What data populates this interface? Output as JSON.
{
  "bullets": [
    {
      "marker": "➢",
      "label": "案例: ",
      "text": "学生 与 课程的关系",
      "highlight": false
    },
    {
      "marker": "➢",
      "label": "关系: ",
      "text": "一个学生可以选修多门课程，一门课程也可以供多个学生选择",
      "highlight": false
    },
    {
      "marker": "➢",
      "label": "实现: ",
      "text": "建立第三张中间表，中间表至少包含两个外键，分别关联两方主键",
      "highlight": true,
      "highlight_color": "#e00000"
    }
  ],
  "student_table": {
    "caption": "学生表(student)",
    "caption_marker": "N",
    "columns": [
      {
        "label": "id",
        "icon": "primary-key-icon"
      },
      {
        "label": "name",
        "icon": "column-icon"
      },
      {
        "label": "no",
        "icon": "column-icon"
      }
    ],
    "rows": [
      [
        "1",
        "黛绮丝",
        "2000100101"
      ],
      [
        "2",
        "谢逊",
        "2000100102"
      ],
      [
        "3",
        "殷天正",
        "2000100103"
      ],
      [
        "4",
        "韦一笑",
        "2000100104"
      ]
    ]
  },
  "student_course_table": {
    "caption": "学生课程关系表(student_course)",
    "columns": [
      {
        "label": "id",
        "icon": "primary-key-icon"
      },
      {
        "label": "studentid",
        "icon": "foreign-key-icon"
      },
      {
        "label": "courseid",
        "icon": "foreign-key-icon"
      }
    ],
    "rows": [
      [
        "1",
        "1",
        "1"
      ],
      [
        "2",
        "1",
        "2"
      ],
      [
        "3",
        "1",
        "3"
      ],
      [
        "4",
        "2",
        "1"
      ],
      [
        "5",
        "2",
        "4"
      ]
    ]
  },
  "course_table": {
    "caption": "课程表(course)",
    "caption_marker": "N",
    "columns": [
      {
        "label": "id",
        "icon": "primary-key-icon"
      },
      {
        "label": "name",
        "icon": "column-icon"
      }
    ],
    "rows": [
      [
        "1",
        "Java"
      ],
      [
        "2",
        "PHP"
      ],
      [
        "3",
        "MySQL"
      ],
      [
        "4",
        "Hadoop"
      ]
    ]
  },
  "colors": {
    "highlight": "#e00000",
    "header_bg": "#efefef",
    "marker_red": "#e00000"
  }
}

########################################

**The exercise**
Your task is to print the whole listing again exactly.

**Final answer**
What data populates this interface? Output as JSON.
{
  "bullets": [
    {
      "marker": "➢",
      "label": "案例: ",
      "text": "学生 与 课程的关系",
      "highlight": false
    },
    {
      "marker": "➢",
      "label": "关系: ",
      "text": "一个学生可以选修多门课程，一门课程也可以供多个学生选择",
      "highlight": false
    },
    {
      "marker": "➢",
      "label": "实现: ",
      "text": "建立第三张中间表，中间表至少包含两个外键，分别关联两方主键",
      "highlight": true,
      "highlight_color": "#e00000"
    }
  ],
  "student_table": {
    "caption": "学生表(student)",
    "caption_marker": "N",
    "columns": [
      {
        "label": "id",
        "icon": "primary-key-icon"
      },
      {
        "label": "name",
        "icon": "column-icon"
      },
      {
        "label": "no",
        "icon": "column-icon"
      }
    ],
    "rows": [
      [
        "1",
        "黛绮丝",
        "2000100101"
      ],
      [
        "2",
        "谢逊",
        "2000100102"
      ],
      [
        "3",
        "殷天正",
        "2000100103"
      ],
      [
        "4",
        "韦一笑",
        "2000100104"
      ]
    ]
  },
  "student_course_table": {
    "caption": "学生课程关系表(student_course)",
    "columns": [
      {
        "label": "id",
        "icon": "primary-key-icon"
      },
      {
        "label": "studentid",
        "icon": "foreign-key-icon"
      },
      {
        "label": "courseid",
        "icon": "foreign-key-icon"
      }
    ],
    "rows": [
      [
        "1",
        "1",
        "1"
      ],
      [
        "2",
        "1",
        "2"
      ],
      [
        "3",
        "1",
        "3"
      ],
      [
        "4",
        "2",
        "1"
      ],
      [
        "5",
        "2",
        "4"
      ]
    ]
  },
  "course_table": {
    "caption": "课程表(course)",
    "caption_marker": "N",
    "columns": [
      {
        "label": "id",
        "icon": "primary-key-icon"
      },
      {
        "label": "name",
        "icon": "column-icon"
      }
    ],
    "rows": [
      [
        "1",
        "Java"
      ],
      [
        "2",
        "PHP"
      ],
      [
        "3",
        "MySQL"
      ],
      [
        "4",
        "Hadoop"
      ]
    ]
  },
  "colors": {
    "highlight": "#e00000",
    "header_bg": "#efefef",
    "marker_red": "#e00000"
  }
}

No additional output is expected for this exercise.